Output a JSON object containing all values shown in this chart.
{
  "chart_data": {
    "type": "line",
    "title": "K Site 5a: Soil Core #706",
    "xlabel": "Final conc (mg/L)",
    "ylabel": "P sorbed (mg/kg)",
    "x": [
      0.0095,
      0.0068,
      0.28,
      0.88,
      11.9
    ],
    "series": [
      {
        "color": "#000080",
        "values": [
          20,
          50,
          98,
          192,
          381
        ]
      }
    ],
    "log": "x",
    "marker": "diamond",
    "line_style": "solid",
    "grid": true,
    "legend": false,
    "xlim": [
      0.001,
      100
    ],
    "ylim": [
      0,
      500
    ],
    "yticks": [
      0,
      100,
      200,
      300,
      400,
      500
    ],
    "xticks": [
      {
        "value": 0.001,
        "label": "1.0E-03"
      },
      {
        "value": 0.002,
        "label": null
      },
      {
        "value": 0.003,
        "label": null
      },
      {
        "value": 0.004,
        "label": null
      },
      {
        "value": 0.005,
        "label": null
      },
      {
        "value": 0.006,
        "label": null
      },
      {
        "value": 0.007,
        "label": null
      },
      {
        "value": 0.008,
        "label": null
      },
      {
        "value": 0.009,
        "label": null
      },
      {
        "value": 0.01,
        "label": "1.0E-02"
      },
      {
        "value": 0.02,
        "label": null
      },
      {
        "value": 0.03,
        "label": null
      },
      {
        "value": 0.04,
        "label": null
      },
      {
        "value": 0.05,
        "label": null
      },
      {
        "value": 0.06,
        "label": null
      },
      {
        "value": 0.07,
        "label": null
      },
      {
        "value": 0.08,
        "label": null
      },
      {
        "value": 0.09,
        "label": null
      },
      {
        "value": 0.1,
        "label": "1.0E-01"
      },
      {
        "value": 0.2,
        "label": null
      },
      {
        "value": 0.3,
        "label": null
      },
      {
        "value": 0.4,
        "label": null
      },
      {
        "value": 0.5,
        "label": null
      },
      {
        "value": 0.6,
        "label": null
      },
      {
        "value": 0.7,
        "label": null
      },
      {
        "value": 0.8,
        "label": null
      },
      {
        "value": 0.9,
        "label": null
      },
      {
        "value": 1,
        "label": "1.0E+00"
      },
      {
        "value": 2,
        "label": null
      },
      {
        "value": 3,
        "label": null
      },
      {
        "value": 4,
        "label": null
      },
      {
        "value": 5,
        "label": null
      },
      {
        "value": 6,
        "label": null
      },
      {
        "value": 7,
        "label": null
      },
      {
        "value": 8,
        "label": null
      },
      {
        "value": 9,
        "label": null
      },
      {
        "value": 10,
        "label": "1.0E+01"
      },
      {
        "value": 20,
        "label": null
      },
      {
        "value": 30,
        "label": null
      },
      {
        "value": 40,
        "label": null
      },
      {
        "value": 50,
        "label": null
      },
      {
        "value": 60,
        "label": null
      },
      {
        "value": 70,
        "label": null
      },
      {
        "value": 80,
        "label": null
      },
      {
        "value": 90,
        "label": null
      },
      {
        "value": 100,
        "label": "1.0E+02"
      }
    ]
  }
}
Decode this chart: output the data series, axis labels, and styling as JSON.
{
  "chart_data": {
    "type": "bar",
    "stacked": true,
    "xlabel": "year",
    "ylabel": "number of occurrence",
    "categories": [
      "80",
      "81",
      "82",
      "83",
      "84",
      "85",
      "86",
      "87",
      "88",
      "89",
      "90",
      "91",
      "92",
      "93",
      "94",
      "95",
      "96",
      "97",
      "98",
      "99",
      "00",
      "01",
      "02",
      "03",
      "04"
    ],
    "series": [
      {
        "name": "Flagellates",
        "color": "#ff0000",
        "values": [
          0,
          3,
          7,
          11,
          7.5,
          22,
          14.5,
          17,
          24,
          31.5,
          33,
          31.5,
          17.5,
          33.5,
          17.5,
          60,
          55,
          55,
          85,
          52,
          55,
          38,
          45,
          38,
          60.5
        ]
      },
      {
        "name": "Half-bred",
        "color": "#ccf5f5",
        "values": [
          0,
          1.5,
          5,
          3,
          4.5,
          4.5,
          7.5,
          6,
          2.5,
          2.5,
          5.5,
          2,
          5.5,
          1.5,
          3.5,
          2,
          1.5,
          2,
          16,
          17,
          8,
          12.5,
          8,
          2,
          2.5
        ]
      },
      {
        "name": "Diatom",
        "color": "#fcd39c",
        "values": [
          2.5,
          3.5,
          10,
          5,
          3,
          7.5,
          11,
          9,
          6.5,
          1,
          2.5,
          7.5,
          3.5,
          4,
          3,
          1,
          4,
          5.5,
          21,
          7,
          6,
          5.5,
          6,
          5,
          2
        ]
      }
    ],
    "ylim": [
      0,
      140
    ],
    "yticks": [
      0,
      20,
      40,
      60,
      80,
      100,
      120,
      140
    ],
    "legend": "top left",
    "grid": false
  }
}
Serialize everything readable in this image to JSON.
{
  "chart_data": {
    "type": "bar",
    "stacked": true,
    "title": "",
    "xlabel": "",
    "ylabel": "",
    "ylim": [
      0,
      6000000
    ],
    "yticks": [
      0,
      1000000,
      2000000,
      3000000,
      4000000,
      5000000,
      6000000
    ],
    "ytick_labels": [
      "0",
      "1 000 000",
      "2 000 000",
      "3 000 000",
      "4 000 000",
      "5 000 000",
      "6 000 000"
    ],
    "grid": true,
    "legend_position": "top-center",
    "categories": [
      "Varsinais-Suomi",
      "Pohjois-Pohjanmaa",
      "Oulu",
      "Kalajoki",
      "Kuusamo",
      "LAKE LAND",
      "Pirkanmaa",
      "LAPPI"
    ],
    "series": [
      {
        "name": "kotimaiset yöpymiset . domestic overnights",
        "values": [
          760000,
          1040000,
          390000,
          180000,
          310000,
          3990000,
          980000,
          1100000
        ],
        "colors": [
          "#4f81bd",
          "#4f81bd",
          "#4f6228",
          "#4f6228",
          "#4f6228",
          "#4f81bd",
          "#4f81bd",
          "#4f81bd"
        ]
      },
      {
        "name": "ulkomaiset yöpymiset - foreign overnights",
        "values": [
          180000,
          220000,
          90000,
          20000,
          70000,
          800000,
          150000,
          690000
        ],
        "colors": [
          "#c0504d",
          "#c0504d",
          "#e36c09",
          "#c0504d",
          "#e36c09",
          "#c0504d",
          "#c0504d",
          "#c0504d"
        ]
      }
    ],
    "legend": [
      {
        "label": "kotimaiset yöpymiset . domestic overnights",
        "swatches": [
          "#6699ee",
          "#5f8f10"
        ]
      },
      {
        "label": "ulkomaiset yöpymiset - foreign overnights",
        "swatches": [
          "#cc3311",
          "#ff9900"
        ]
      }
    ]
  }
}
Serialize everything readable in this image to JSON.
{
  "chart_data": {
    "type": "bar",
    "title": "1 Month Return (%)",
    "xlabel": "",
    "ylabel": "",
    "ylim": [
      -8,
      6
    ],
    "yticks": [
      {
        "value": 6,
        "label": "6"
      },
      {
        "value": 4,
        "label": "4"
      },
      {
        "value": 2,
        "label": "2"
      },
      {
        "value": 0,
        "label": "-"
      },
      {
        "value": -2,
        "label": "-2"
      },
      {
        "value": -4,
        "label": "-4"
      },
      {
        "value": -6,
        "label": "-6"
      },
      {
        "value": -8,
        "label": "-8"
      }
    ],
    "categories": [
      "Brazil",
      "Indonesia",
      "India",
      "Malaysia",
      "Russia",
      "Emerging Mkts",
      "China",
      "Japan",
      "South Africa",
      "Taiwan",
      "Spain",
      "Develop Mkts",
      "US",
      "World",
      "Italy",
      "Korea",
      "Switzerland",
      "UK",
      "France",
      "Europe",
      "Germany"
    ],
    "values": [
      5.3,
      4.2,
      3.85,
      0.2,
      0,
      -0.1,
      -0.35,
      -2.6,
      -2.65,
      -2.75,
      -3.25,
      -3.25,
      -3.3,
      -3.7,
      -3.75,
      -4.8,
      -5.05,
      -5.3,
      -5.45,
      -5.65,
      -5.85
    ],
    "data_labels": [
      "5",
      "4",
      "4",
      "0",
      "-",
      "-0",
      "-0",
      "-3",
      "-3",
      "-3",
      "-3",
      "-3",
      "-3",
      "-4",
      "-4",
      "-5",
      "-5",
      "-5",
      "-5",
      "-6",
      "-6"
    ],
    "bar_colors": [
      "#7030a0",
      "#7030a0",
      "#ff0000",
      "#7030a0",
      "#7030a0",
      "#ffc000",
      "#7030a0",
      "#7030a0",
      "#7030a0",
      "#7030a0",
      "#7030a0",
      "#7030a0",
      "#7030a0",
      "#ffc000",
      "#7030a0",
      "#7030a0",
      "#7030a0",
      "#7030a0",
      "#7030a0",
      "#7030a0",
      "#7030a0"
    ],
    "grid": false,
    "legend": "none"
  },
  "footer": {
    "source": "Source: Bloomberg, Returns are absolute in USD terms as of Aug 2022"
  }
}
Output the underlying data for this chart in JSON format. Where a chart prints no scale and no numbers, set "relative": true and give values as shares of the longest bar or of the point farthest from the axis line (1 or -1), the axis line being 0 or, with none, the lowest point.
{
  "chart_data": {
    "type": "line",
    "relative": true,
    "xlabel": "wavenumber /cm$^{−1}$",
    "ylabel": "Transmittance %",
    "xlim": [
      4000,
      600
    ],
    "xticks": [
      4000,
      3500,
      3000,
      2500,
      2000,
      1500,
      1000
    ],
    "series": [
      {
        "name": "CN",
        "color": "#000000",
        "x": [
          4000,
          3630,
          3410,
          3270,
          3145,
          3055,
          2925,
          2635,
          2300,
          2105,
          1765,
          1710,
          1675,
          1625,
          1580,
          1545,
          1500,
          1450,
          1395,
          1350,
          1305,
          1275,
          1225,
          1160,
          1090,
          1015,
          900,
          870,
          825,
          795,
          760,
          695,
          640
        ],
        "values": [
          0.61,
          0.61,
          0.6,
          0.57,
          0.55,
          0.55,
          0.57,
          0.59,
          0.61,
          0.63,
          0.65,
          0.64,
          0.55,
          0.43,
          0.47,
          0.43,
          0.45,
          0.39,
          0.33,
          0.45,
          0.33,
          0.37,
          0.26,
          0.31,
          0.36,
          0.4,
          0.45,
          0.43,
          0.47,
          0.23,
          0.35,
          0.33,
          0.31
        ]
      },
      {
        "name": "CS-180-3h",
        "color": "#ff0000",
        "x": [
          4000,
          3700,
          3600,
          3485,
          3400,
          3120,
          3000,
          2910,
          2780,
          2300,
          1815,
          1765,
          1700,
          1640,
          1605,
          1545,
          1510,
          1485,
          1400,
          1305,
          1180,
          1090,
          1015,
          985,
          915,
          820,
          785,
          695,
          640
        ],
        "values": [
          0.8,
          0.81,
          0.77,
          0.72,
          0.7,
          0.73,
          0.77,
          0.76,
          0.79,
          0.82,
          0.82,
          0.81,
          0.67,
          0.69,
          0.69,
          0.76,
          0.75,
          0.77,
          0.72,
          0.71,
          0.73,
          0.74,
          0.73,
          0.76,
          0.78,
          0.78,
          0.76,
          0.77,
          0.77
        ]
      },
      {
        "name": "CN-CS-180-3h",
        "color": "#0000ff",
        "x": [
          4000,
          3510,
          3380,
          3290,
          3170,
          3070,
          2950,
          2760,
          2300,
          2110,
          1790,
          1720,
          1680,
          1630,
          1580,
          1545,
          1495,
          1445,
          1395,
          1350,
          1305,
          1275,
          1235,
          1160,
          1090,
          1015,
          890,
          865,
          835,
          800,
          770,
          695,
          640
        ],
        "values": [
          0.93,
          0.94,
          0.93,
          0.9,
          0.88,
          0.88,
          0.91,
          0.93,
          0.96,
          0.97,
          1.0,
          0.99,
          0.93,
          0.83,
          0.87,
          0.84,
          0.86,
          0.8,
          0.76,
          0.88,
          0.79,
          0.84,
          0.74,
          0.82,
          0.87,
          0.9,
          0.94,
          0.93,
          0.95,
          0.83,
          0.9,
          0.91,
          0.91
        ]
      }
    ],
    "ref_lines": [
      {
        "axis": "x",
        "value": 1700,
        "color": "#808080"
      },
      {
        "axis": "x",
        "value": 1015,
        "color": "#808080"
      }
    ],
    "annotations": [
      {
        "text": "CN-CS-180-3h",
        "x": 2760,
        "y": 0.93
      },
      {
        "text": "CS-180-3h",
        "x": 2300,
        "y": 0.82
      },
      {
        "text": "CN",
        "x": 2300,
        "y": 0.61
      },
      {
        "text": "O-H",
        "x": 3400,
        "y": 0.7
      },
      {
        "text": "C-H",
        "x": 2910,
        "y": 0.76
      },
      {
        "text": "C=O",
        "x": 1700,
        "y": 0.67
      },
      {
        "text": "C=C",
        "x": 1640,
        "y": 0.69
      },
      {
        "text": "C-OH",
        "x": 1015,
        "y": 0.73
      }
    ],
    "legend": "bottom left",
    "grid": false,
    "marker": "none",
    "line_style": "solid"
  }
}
● ● ● ● ●
* _Prompt_: Give solely the number of lines in the data that contain the string "relative".

* _Written response_: 2